* **Exercise objective**
Repeat the listing in full, word for word.

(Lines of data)
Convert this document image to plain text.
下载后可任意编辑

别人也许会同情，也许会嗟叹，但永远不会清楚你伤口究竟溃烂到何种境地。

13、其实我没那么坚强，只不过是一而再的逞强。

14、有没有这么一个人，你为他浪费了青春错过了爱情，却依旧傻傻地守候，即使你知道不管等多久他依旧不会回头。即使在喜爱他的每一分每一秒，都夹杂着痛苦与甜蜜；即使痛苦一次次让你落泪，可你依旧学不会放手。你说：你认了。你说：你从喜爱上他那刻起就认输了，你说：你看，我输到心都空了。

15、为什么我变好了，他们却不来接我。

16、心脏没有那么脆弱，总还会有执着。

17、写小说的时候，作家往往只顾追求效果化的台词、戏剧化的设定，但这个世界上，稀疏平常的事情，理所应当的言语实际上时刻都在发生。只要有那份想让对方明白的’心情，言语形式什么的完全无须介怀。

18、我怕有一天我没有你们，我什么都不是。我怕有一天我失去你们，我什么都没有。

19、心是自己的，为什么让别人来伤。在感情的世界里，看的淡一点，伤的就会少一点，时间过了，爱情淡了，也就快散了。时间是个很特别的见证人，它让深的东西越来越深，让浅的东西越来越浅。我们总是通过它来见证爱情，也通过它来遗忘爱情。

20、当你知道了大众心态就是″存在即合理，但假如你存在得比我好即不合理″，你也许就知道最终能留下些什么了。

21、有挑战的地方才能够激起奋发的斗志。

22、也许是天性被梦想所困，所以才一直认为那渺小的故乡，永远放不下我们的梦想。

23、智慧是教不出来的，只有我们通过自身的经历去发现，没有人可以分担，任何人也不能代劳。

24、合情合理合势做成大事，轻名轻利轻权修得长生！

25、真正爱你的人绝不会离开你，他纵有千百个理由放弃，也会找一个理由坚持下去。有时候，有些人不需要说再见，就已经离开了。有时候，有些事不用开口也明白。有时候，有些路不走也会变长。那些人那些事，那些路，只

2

* **Written response**
Convert this document image to plain text.
下载后可任意编辑

别人也许会同情，也许会嗟叹，但永远不会清楚你伤口究竟溃烂到何种境地。

13、其实我没那么坚强，只不过是一而再的逞强。

14、有没有这么一个人，你为他浪费了青春错过了爱情，却依旧傻傻地守候，即使你知道不管等多久他依旧不会回头。即使在喜爱他的每一分每一秒，都夹杂着痛苦与甜蜜；即使痛苦一次次让你落泪，可你依旧学不会放手。你说：你认了。你说：你从喜爱上他那刻起就认输了，你说：你看，我输到心都空了。

15、为什么我变好了，他们却不来接我。

16、心脏没有那么脆弱，总还会有执着。

17、写小说的时候，作家往往只顾追求效果化的台词、戏剧化的设定，但这个世界上，稀疏平常的事情，理所应当的言语实际上时刻都在发生。只要有那份想让对方明白的’心情，言语形式什么的完全无须介怀。

18、我怕有一天我没有你们，我什么都不是。我怕有一天我失去你们，我什么都没有。

19、心是自己的，为什么让别人来伤。在感情的世界里，看的淡一点，伤的就会少一点，时间过了，爱情淡了，也就快散了。时间是个很特别的见证人，它让深的东西越来越深，让浅的东西越来越浅。我们总是通过它来见证爱情，也通过它来遗忘爱情。

20、当你知道了大众心态就是″存在即合理，但假如你存在得比我好即不合理″，你也许就知道最终能留下些什么了。

21、有挑战的地方才能够激起奋发的斗志。

22、也许是天性被梦想所困，所以才一直认为那渺小的故乡，永远放不下我们的梦想。

23、智慧是教不出来的，只有我们通过自身的经历去发现，没有人可以分担，任何人也不能代劳。

24、合情合理合势做成大事，轻名轻利轻权修得长生！

25、真正爱你的人绝不会离开你，他纵有千百个理由放弃，也会找一个理由坚持下去。有时候，有些人不需要说再见，就已经离开了。有时候，有些事不用开口也明白。有时候，有些路不走也会变长。那些人那些事，那些路，只

2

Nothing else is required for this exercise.